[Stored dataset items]
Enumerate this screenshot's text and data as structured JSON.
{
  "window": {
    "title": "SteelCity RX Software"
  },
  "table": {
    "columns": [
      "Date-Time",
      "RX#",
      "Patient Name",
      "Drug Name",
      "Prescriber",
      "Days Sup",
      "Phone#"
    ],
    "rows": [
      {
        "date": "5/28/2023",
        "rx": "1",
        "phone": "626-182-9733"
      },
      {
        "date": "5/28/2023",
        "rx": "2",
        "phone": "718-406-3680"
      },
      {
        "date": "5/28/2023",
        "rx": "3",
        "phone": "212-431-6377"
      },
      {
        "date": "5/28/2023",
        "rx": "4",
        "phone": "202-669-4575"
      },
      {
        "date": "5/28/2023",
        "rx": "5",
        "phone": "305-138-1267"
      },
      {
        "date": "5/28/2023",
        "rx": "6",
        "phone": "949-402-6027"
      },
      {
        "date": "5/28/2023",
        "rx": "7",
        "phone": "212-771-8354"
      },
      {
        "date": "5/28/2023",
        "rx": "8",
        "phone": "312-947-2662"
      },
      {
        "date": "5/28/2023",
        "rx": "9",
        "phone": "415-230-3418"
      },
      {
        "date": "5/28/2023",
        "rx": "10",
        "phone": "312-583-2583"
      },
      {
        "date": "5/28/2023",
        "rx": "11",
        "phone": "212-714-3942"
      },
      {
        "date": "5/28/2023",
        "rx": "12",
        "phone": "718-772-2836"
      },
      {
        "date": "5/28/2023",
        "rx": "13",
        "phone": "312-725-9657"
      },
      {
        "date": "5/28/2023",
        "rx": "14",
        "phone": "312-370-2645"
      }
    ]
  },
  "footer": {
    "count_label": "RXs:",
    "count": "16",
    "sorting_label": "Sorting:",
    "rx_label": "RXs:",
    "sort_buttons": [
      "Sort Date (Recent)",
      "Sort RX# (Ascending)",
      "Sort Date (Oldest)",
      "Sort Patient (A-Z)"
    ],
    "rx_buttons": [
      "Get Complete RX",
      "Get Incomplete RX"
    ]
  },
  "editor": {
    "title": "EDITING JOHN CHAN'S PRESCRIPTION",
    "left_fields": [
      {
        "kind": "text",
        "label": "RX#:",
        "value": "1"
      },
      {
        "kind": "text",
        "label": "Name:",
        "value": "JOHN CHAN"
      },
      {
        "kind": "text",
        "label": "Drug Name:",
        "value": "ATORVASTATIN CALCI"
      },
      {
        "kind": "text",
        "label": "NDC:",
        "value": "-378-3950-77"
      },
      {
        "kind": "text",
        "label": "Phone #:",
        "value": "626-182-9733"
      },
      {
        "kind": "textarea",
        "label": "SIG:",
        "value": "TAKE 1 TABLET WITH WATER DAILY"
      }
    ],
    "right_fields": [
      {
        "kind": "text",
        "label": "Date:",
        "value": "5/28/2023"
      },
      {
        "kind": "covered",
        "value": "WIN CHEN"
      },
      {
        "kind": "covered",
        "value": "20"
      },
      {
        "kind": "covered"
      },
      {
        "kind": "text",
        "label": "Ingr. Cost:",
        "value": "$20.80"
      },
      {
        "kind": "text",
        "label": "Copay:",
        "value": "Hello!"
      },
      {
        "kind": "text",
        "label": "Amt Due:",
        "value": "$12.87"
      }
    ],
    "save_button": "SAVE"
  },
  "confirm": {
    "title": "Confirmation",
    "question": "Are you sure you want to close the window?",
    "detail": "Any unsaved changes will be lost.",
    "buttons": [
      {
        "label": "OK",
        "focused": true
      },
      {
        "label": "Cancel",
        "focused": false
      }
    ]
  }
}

## INSTRUCTION
Write out every line of the records exactly.

## ANSWER TO THIS PROBLEM
Enumerate this screenshot's text and data as structured JSON.
{
  "window": {
    "title": "SteelCity RX Software"
  },
  "table": {
    "columns": [
      "Date-Time",
      "RX#",
      "Patient Name",
      "Drug Name",
      "Prescriber",
      "Days Sup",
      "Phone#"
    ],
    "rows": [
      {
        "date": "5/28/2023",
        "rx": "1",
        "phone": "626-182-9733"
      },
      {
        "date": "5/28/2023",
        "rx": "2",
        "phone": "718-406-3680"
      },
      {
        "date": "5/28/2023",
        "rx": "3",
        "phone": "212-431-6377"
      },
      {
        "date": "5/28/2023",
        "rx": "4",
        "phone": "202-669-4575"
      },
      {
        "date": "5/28/2023",
        "rx": "5",
        "phone": "305-138-1267"
      },
      {
        "date": "5/28/2023",
        "rx": "6",
        "phone": "949-402-6027"
      },
      {
        "date": "5/28/2023",
        "rx": "7",
        "phone": "212-771-8354"
      },
      {
        "date": "5/28/2023",
        "rx": "8",
        "phone": "312-947-2662"
      },
      {
        "date": "5/28/2023",
        "rx": "9",
        "phone": "415-230-3418"
      },
      {
        "date": "5/28/2023",
        "rx": "10",
        "phone": "312-583-2583"
      },
      {
        "date": "5/28/2023",
        "rx": "11",
        "phone": "212-714-3942"
      },
      {
        "date": "5/28/2023",
        "rx": "12",
        "phone": "718-772-2836"
      },
      {
        "date": "5/28/2023",
        "rx": "13",
        "phone": "312-725-9657"
      },
      {
        "date": "5/28/2023",
        "rx": "14",
        "phone": "312-370-2645"
      }
    ]
  },
  "footer": {
    "count_label": "RXs:",
    "count": "16",
    "sorting_label": "Sorting:",
    "rx_label": "RXs:",
    "sort_buttons": [
      "Sort Date (Recent)",
      "Sort RX# (Ascending)",
      "Sort Date (Oldest)",
      "Sort Patient (A-Z)"
    ],
    "rx_buttons": [
      "Get Complete RX",
      "Get Incomplete RX"
    ]
  },
  "editor": {
    "title": "EDITING JOHN CHAN'S PRESCRIPTION",
    "left_fields": [
      {
        "kind": "text",
        "label": "RX#:",
        "value": "1"
      },
      {
        "kind": "text",
        "label": "Name:",
        "value": "JOHN CHAN"
      },
      {
        "kind": "text",
        "label": "Drug Name:",
        "value": "ATORVASTATIN CALCI"
      },
      {
        "kind": "text",
        "label": "NDC:",
        "value": "-378-3950-77"
      },
      {
        "kind": "text",
        "label": "Phone #:",
        "value": "626-182-9733"
      },
      {
        "kind": "textarea",
        "label": "SIG:",
        "value": "TAKE 1 TABLET WITH WATER DAILY"
      }
    ],
    "right_fields": [
      {
        "kind": "text",
        "label": "Date:",
        "value": "5/28/2023"
      },
      {
        "kind": "covered",
        "value": "WIN CHEN"
      },
      {
        "kind": "covered",
        "value": "20"
      },
      {
        "kind": "covered"
      },
      {
        "kind": "text",
        "label": "Ingr. Cost:",
        "value": "$20.80"
      },
      {
        "kind": "text",
        "label": "Copay:",
        "value": "Hello!"
      },
      {
        "kind": "text",
        "label": "Amt Due:",
        "value": "$12.87"
      }
    ],
    "save_button": "SAVE"
  },
  "confirm": {
    "title": "Confirmation",
    "question": "Are you sure you want to close the window?",
    "detail": "Any unsaved changes will be lost.",
    "buttons": [
      {
        "label": "OK",
        "focused": true
      },
      {
        "label": "Cancel",
        "focused": false
      }
    ]
  }
}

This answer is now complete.